Omit all images. Write out the rest of the material exactly.

### PROVIDED DATA:
----------

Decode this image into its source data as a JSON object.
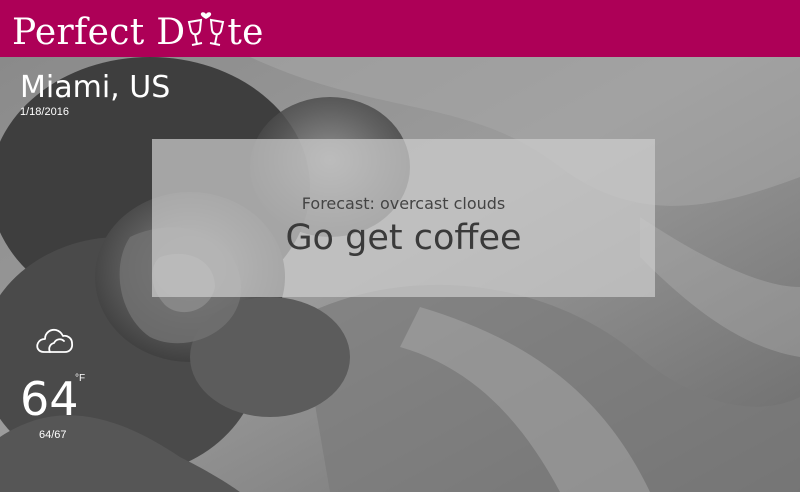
{
  "header": {
    "brand_before": "Perfect D",
    "brand_after": "te",
    "brand_icon": "wine-glasses-heart-icon",
    "brand_color": "#ad0057"
  },
  "location": {
    "city": "Miami, US",
    "date": "1/18/2016"
  },
  "forecast": {
    "summary": "Forecast: overcast clouds",
    "advice": "Go get coffee"
  },
  "weather": {
    "icon": "cloud-icon",
    "temperature": "64",
    "unit": "°F",
    "range": "64/67"
  }
}
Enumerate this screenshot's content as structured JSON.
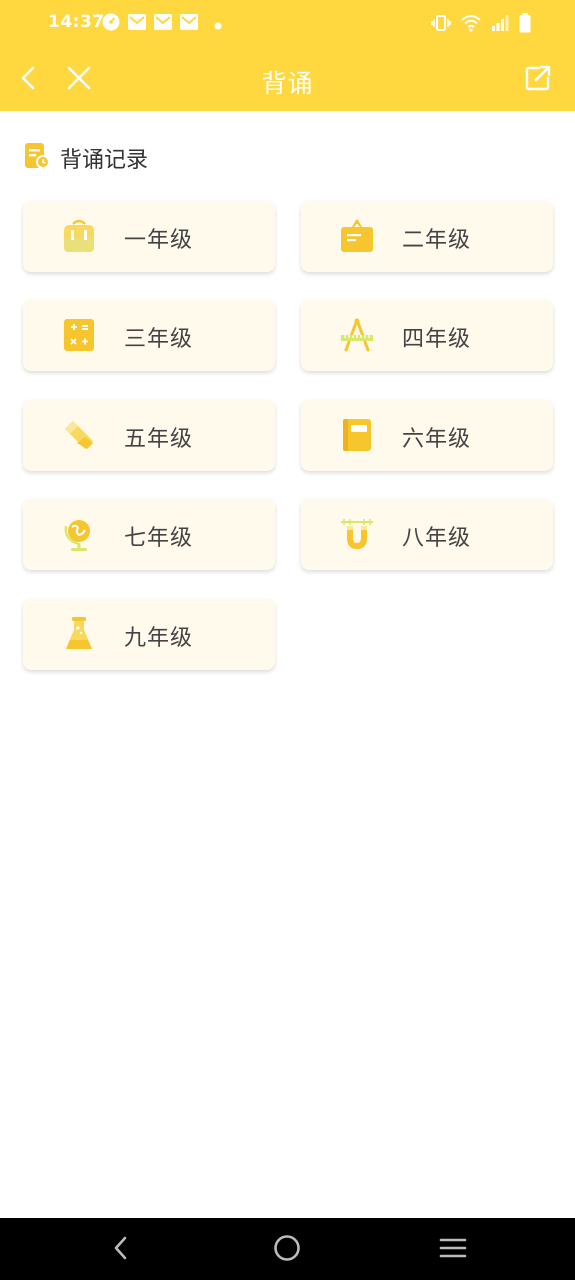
{
  "status_bar": {
    "time": "14:37",
    "left_icons": [
      "speedometer-icon",
      "mail-icon",
      "mail-icon",
      "mail-icon",
      "dot-icon"
    ],
    "right_icons": [
      "vibrate-icon",
      "wifi-icon",
      "signal-icon",
      "battery-icon"
    ]
  },
  "toolbar": {
    "title": "背诵",
    "background": "#FFD83F"
  },
  "section": {
    "label": "背诵记录",
    "icon": "record-icon"
  },
  "grades": [
    {
      "label": "一年级",
      "icon": "backpack-icon"
    },
    {
      "label": "二年级",
      "icon": "briefcase-icon"
    },
    {
      "label": "三年级",
      "icon": "calculator-icon"
    },
    {
      "label": "四年级",
      "icon": "ruler-compass-icon"
    },
    {
      "label": "五年级",
      "icon": "eraser-icon"
    },
    {
      "label": "六年级",
      "icon": "notebook-icon"
    },
    {
      "label": "七年级",
      "icon": "globe-icon"
    },
    {
      "label": "八年级",
      "icon": "magnet-icon"
    },
    {
      "label": "九年级",
      "icon": "flask-icon"
    }
  ],
  "colors": {
    "accent": "#FFD83F",
    "icon_yellow": "#F7C52D",
    "card_bg": "#FFFAEB",
    "text": "#444444"
  }
}
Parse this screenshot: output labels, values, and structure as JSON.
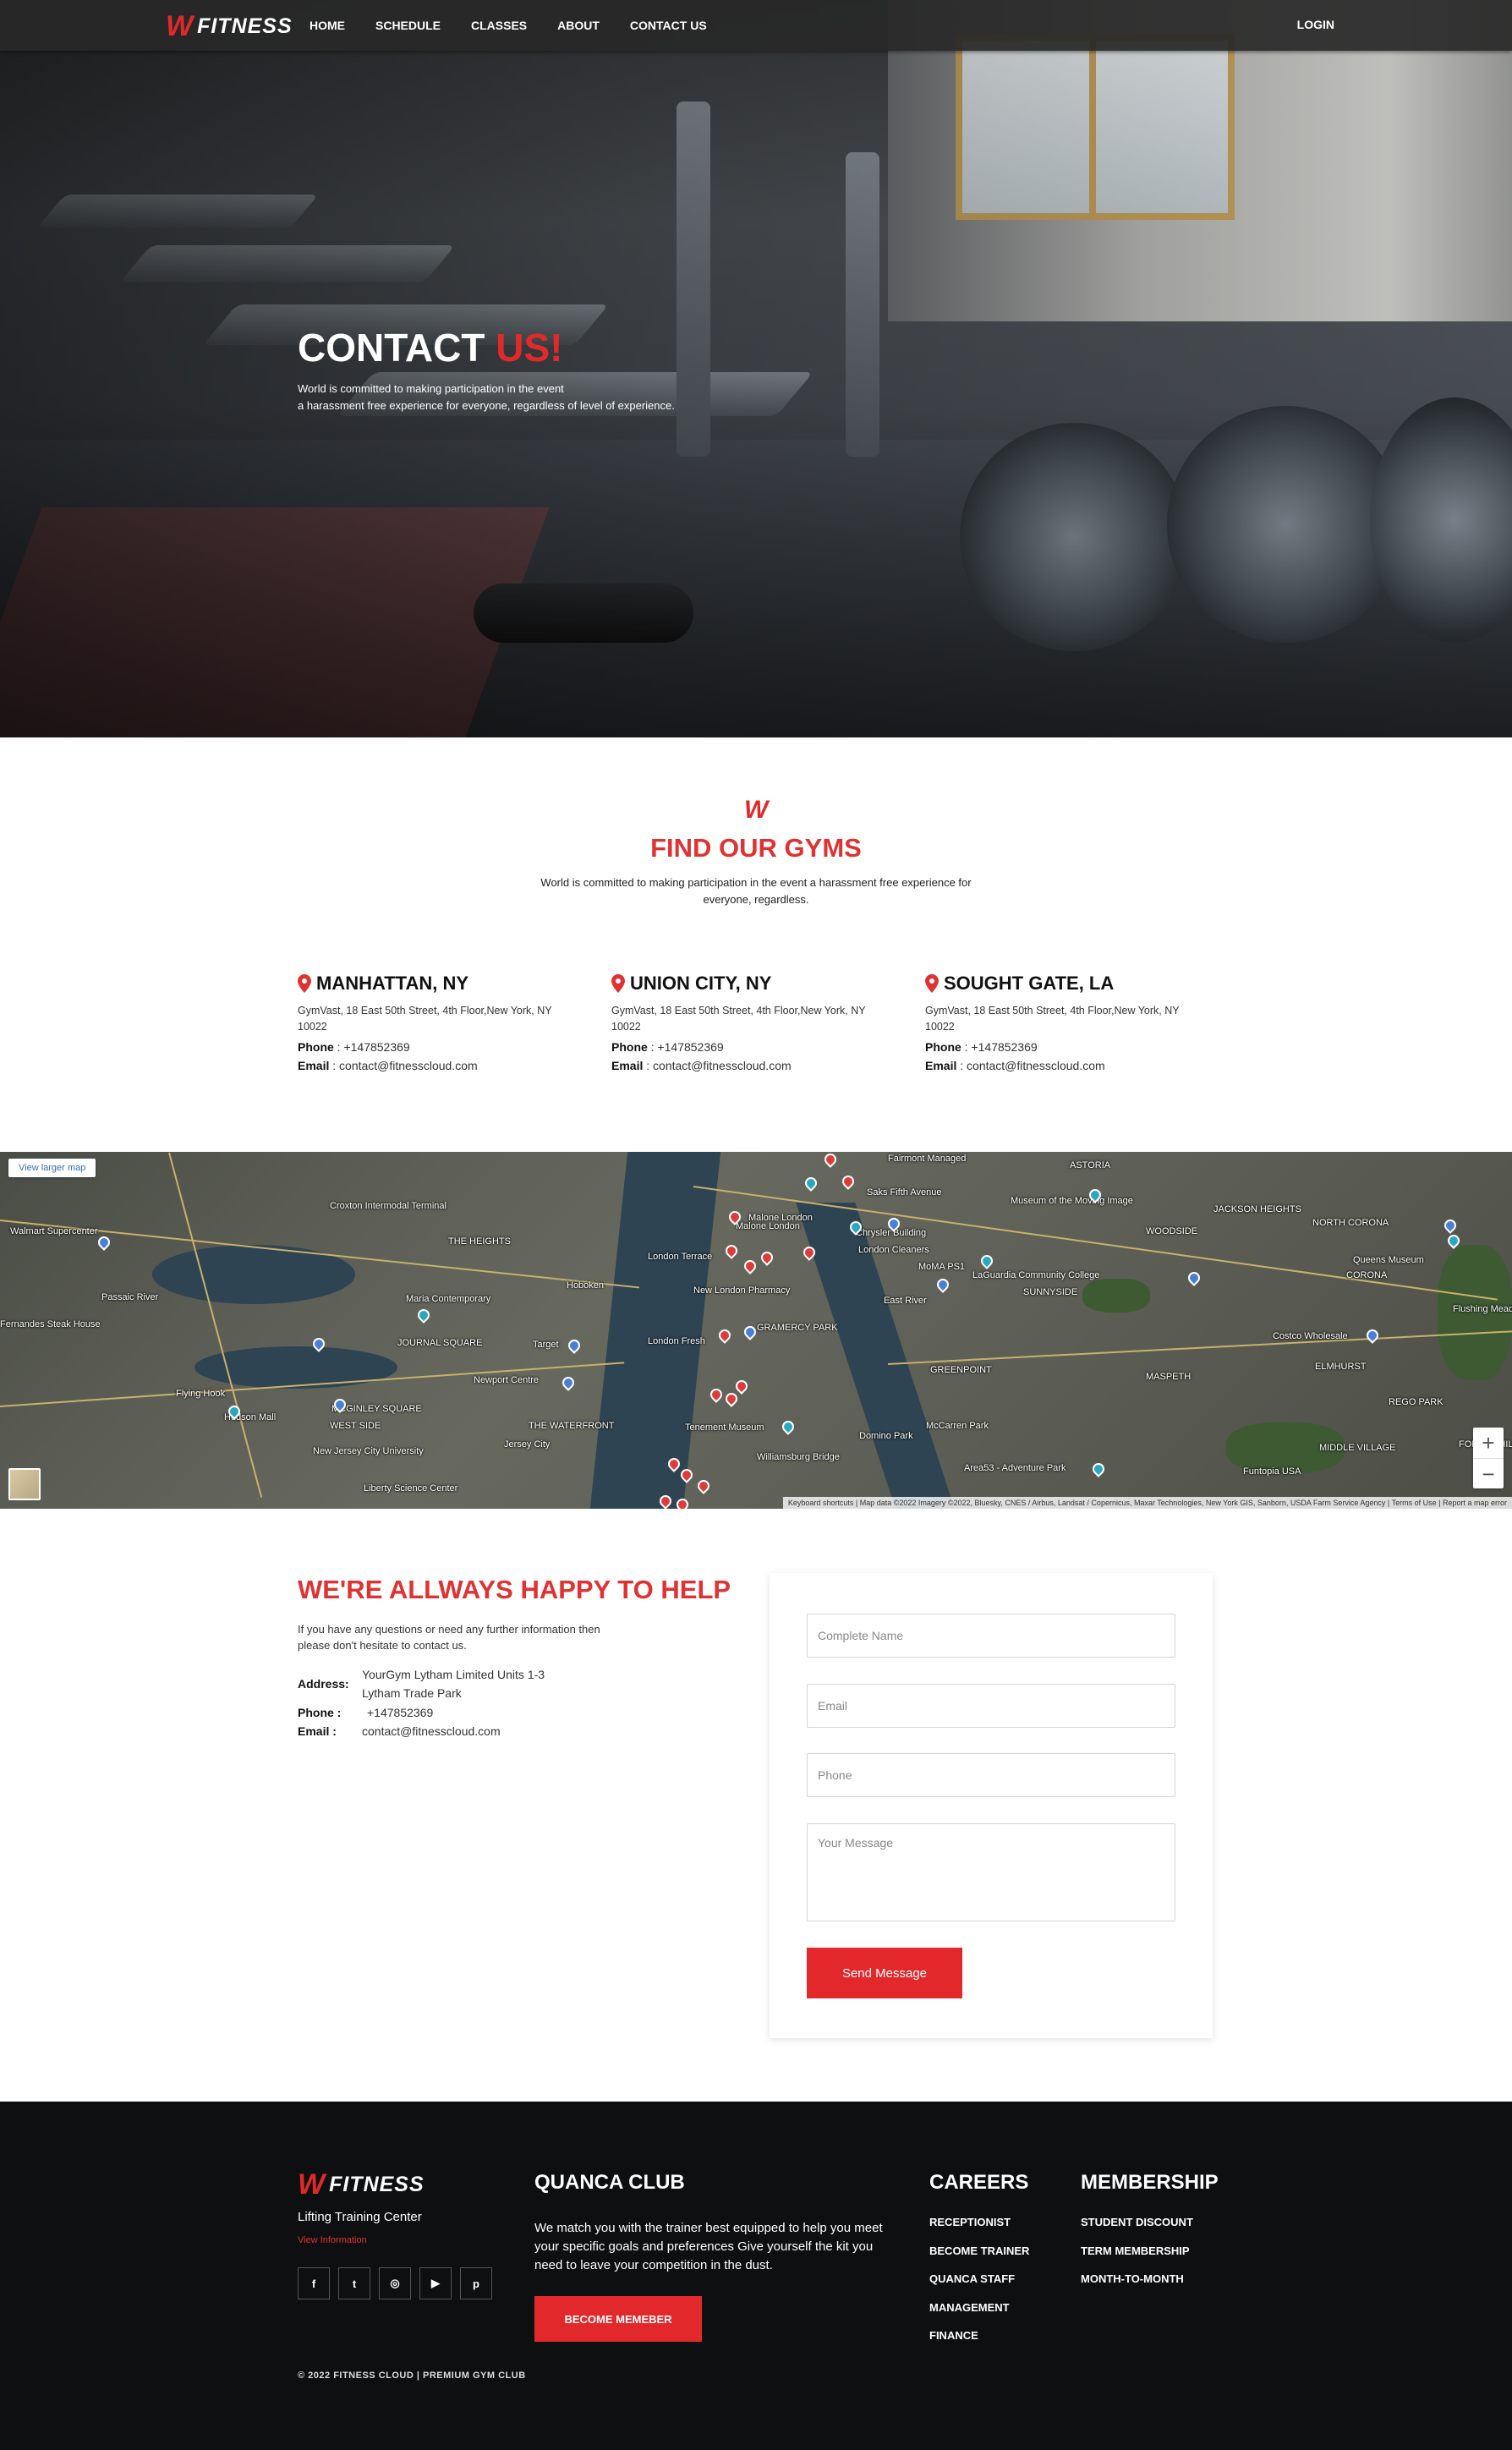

----------

### SOLUTION:
Decode this image into its source data as a JSON object.
{
  "header": {
    "brand_before": "Perfect D",
    "brand_after": "te",
    "brand_icon": "wine-glasses-heart-icon",
    "brand_color": "#ad0057"
  },
  "location": {
    "city": "Miami, US",
    "date": "1/18/2016"
  },
  "forecast": {
    "summary": "Forecast: overcast clouds",
    "advice": "Go get coffee"
  },
  "weather": {
    "icon": "cloud-icon",
    "temperature": "64",
    "unit": "°F",
    "range": "64/67"
  }
}
Enumerate this screenshot's content as structured JSON.
{
  "status_bar": {
    "time": "14:37",
    "left_icons": [
      "speedometer-icon",
      "mail-icon",
      "mail-icon",
      "mail-icon",
      "dot-icon"
    ],
    "right_icons": [
      "vibrate-icon",
      "wifi-icon",
      "signal-icon",
      "battery-icon"
    ]
  },
  "toolbar": {
    "title": "背诵",
    "background": "#FFD83F"
  },
  "section": {
    "label": "背诵记录",
    "icon": "record-icon"
  },
  "grades": [
    {
      "label": "一年级",
      "icon": "backpack-icon"
    },
    {
      "label": "二年级",
      "icon": "briefcase-icon"
    },
    {
      "label": "三年级",
      "icon": "calculator-icon"
    },
    {
      "label": "四年级",
      "icon": "ruler-compass-icon"
    },
    {
      "label": "五年级",
      "icon": "eraser-icon"
    },
    {
      "label": "六年级",
      "icon": "notebook-icon"
    },
    {
      "label": "七年级",
      "icon": "globe-icon"
    },
    {
      "label": "八年级",
      "icon": "magnet-icon"
    },
    {
      "label": "九年级",
      "icon": "flask-icon"
    }
  ],
  "colors": {
    "accent": "#FFD83F",
    "icon_yellow": "#F7C52D",
    "card_bg": "#FFFAEB",
    "text": "#444444"
  }
}
Parse this screenshot: output labels, values, and structure as JSON.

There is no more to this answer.